REQUEST -
Identify, in the records below, every line where the string "name" appears, and copy each such line.

Structured figure records -

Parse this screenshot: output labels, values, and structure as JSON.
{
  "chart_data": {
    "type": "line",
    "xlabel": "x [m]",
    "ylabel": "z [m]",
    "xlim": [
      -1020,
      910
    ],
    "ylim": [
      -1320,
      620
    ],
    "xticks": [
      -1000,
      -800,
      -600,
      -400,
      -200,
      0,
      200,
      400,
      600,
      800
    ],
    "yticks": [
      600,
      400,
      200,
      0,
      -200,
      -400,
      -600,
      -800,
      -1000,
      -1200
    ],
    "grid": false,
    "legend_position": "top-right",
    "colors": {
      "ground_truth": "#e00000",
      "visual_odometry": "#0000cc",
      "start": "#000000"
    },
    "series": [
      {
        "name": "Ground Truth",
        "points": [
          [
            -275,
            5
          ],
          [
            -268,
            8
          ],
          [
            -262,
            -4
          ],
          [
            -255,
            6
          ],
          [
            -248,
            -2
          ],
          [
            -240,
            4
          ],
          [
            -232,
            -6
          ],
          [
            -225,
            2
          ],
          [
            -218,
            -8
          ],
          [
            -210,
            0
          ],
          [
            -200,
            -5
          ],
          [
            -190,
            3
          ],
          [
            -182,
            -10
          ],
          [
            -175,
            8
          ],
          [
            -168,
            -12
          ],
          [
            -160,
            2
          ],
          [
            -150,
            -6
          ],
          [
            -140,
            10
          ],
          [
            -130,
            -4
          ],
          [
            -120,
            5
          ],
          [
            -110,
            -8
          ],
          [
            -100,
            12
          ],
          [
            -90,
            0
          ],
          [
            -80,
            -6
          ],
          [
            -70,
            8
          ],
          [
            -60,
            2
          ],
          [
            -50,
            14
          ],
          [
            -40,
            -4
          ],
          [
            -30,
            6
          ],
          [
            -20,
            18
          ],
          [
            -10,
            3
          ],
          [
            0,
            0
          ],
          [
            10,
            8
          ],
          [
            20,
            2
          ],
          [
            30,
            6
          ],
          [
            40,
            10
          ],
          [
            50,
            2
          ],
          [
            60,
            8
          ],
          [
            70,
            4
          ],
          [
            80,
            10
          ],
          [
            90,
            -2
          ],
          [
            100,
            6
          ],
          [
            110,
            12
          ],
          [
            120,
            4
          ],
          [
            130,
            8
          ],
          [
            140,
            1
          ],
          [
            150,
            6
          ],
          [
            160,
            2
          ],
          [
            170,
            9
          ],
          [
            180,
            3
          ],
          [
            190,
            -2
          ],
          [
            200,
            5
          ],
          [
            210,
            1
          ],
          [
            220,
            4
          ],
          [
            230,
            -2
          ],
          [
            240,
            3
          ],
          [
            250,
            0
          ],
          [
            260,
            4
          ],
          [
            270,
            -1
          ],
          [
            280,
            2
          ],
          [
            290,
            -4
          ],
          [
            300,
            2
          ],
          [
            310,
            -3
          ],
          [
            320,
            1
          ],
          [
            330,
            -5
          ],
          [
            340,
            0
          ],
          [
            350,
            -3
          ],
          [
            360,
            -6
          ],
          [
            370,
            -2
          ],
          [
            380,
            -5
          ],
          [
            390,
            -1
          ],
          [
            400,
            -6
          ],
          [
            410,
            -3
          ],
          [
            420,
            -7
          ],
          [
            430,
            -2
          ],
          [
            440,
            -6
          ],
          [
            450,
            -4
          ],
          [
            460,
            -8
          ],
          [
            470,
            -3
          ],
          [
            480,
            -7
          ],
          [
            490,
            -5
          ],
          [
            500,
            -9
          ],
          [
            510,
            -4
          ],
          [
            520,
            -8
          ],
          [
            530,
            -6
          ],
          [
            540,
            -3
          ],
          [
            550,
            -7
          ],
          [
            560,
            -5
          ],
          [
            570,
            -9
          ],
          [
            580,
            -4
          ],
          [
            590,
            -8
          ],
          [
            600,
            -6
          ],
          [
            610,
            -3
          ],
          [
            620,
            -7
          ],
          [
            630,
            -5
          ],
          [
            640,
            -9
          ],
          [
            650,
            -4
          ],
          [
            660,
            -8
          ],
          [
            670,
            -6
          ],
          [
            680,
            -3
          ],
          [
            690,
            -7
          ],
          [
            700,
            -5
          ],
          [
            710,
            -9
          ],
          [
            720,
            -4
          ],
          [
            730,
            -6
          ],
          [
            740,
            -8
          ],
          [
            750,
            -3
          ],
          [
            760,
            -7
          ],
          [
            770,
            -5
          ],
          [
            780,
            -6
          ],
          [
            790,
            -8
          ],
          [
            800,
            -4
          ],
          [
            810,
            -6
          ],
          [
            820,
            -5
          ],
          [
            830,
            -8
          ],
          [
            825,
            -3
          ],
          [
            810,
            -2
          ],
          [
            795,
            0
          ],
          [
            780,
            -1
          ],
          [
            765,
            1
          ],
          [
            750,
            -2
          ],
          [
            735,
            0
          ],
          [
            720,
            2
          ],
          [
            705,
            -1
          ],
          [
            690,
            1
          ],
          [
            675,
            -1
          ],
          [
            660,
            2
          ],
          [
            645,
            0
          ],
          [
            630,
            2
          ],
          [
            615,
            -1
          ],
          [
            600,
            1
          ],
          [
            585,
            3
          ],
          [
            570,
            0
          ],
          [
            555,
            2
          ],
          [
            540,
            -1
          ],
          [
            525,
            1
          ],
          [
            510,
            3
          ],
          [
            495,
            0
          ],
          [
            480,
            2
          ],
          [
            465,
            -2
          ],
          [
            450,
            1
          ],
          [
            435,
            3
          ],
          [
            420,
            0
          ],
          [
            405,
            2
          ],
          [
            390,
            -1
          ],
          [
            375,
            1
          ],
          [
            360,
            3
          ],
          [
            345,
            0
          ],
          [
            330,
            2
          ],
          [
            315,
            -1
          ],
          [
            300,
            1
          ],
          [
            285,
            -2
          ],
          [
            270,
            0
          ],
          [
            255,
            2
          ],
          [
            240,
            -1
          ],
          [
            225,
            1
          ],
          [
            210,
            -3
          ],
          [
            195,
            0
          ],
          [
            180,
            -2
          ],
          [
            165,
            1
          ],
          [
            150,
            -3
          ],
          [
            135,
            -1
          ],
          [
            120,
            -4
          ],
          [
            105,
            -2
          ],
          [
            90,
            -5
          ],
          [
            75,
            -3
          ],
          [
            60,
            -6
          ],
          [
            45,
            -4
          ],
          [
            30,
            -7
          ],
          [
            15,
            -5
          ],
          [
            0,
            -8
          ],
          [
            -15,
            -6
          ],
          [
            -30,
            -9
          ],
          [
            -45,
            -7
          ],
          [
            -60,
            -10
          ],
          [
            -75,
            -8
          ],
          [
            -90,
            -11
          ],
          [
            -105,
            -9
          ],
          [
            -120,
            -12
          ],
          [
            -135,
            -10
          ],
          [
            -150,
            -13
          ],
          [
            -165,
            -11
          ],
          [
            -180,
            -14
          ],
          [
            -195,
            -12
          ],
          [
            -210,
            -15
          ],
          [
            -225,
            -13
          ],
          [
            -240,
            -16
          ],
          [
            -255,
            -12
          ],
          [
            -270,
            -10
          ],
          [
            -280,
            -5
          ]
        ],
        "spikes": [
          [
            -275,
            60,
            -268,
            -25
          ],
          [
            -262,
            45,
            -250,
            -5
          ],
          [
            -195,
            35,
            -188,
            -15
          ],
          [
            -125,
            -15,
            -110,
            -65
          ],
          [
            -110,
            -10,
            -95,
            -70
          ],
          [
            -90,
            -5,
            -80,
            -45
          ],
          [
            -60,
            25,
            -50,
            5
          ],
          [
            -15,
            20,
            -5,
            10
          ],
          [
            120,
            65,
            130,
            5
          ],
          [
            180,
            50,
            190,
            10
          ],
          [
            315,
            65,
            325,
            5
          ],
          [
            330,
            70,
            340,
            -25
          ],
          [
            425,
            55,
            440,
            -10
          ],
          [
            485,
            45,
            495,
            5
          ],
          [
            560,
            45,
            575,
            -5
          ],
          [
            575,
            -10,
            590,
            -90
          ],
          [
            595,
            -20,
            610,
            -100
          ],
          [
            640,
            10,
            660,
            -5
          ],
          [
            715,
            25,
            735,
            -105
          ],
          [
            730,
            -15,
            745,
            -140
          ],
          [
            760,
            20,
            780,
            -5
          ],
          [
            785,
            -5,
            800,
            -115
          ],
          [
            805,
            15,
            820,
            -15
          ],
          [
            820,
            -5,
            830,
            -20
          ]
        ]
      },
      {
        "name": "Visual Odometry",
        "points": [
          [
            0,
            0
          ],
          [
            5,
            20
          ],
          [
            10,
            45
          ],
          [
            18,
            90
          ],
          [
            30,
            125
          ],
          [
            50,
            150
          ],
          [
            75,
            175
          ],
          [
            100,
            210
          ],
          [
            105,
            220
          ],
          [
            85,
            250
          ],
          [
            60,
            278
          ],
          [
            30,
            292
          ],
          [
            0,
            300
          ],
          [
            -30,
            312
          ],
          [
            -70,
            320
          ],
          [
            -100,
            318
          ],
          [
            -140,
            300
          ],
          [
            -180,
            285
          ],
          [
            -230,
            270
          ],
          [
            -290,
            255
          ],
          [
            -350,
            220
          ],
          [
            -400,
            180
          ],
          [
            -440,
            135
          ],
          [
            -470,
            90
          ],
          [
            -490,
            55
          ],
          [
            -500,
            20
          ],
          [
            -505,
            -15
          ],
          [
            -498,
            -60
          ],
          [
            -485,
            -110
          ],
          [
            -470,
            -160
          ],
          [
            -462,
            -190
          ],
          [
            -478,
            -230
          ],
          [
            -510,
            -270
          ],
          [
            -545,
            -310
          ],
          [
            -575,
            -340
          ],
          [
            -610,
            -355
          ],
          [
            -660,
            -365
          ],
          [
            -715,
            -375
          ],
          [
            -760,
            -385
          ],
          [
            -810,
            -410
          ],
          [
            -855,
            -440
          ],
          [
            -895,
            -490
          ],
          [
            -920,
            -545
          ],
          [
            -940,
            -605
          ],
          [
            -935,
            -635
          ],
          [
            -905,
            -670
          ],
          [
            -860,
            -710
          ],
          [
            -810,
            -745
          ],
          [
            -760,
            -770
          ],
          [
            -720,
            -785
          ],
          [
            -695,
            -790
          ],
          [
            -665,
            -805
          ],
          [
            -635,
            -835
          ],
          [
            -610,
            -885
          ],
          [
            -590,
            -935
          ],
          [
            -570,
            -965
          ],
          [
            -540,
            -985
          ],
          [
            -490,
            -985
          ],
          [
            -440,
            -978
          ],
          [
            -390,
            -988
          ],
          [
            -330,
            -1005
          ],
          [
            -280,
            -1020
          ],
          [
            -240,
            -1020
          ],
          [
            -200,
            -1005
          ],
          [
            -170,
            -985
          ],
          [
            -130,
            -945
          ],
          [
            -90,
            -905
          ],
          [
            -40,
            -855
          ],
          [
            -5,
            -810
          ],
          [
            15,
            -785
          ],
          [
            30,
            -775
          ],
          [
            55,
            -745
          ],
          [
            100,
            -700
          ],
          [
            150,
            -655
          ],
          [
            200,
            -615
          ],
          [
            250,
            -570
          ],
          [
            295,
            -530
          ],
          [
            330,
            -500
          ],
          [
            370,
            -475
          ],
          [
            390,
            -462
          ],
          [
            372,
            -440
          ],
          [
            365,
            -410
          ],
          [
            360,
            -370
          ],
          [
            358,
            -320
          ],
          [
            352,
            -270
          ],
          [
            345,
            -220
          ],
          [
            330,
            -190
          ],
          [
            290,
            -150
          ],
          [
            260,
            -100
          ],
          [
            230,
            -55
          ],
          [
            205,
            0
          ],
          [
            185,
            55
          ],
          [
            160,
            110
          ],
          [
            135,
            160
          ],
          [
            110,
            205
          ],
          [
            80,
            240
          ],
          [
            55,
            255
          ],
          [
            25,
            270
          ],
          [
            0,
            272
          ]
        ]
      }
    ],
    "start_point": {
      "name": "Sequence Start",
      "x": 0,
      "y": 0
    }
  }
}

OUTPUT OF THE EXERCISE -
        "name": "Ground Truth",
        "name": "Visual Odometry",
      "name": "Sequence Start",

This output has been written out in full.